Data entries:
※
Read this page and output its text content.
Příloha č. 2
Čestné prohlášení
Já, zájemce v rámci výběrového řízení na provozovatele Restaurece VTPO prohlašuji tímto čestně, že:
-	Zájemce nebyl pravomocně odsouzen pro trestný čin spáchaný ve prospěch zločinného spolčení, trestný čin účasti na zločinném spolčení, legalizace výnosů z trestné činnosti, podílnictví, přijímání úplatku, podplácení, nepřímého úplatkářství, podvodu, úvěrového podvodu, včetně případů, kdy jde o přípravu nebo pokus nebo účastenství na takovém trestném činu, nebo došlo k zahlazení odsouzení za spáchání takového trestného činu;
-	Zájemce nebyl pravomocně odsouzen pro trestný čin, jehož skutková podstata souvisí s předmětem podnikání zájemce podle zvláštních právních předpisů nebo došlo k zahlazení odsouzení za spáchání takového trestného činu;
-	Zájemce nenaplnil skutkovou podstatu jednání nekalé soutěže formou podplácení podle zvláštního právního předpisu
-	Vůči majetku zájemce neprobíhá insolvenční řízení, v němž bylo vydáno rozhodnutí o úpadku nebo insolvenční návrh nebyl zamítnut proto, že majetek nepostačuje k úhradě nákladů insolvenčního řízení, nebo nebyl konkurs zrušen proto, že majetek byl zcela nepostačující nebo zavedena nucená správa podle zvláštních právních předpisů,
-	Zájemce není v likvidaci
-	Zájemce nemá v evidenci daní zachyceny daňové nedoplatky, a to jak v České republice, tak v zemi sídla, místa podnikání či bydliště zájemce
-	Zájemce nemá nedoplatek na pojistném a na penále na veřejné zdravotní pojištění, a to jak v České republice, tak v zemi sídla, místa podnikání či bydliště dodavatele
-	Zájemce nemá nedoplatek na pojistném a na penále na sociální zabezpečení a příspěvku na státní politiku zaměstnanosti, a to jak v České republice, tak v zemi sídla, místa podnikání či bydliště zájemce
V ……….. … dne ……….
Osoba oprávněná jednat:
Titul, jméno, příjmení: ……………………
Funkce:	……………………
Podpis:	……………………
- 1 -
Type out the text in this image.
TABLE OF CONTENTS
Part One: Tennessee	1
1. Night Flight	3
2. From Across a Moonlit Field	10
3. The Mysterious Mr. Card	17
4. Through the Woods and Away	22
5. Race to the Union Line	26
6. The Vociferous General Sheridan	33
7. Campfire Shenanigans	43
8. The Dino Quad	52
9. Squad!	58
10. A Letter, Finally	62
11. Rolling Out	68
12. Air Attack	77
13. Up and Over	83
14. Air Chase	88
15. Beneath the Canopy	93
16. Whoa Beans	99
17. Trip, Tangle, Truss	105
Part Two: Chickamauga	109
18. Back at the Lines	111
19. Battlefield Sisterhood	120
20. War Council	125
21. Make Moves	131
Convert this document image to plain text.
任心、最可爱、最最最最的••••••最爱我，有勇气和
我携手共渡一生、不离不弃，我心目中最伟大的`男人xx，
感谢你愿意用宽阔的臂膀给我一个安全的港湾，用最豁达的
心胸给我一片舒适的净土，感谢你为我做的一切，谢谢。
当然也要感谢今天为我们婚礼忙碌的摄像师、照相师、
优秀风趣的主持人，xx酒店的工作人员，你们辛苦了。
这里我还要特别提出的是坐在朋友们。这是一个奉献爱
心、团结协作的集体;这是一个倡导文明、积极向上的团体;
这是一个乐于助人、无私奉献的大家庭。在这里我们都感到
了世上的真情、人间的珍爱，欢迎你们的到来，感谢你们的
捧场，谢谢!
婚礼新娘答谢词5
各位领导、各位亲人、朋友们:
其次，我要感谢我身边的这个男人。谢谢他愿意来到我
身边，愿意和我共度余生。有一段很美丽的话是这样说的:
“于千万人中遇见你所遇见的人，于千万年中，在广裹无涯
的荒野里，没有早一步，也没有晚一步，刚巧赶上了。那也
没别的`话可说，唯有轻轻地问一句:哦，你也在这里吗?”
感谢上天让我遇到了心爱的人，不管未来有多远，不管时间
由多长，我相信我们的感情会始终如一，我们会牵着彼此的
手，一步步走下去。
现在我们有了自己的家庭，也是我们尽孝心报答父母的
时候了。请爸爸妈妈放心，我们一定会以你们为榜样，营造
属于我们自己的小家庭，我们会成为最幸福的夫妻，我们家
※
Directions -> Check every line of the entries above for the word "this" and report how many lines contain it, giving the number only.

Task solution -> 3